SOURCE DATA:
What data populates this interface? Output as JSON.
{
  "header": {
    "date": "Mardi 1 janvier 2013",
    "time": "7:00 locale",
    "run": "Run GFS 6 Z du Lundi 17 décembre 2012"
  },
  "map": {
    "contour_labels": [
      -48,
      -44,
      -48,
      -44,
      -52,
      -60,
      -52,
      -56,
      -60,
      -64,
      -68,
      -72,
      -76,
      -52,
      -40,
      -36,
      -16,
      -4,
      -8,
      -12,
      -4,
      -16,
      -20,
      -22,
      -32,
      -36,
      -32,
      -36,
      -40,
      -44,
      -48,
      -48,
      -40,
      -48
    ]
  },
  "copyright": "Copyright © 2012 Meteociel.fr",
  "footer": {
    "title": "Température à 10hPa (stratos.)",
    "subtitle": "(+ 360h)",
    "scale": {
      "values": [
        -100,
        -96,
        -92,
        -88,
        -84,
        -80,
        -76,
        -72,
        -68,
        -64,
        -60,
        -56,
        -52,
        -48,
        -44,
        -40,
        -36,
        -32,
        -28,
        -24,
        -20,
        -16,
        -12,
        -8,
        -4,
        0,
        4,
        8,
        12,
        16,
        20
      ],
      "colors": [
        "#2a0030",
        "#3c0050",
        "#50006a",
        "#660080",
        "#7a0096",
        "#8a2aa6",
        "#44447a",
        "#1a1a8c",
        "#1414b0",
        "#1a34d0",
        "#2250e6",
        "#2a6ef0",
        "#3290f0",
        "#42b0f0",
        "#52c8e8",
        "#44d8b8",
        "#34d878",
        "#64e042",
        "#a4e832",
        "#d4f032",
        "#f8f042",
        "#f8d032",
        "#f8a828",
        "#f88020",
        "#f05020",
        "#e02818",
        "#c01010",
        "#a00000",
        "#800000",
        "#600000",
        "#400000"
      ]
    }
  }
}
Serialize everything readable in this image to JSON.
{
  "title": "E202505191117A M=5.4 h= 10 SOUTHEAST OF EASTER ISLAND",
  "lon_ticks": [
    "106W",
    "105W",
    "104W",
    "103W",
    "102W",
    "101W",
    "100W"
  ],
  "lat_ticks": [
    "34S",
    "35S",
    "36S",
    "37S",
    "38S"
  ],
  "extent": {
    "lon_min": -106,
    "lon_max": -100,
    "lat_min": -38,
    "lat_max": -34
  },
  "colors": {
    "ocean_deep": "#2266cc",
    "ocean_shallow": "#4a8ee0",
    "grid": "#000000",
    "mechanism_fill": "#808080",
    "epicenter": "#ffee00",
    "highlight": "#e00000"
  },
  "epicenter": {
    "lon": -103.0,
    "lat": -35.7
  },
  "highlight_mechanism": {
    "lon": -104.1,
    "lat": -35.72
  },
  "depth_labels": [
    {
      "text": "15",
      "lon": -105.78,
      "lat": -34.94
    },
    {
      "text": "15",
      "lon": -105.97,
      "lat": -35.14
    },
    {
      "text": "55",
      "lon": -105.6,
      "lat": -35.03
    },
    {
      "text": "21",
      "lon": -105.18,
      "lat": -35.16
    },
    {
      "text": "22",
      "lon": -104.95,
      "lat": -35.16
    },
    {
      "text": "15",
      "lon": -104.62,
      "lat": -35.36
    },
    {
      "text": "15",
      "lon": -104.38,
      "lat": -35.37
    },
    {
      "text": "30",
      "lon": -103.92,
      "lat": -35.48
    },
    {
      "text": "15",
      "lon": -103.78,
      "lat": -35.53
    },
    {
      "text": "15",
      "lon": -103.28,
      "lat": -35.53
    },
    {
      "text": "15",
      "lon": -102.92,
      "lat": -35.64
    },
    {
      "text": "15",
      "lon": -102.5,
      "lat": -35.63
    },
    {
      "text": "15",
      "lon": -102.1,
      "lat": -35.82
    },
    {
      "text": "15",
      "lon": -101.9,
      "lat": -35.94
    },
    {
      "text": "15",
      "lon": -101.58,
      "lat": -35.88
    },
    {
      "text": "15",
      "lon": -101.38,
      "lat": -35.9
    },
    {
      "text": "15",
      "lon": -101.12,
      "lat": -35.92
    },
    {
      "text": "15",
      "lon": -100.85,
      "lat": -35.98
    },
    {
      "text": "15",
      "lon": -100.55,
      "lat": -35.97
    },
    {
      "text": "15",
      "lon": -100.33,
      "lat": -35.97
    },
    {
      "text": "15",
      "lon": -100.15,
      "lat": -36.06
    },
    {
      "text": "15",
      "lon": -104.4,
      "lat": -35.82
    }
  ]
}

EXERCISE AIM:
Work out how many lines in the records above hold the string "JSON", then give only that count.

OUTPUT:
2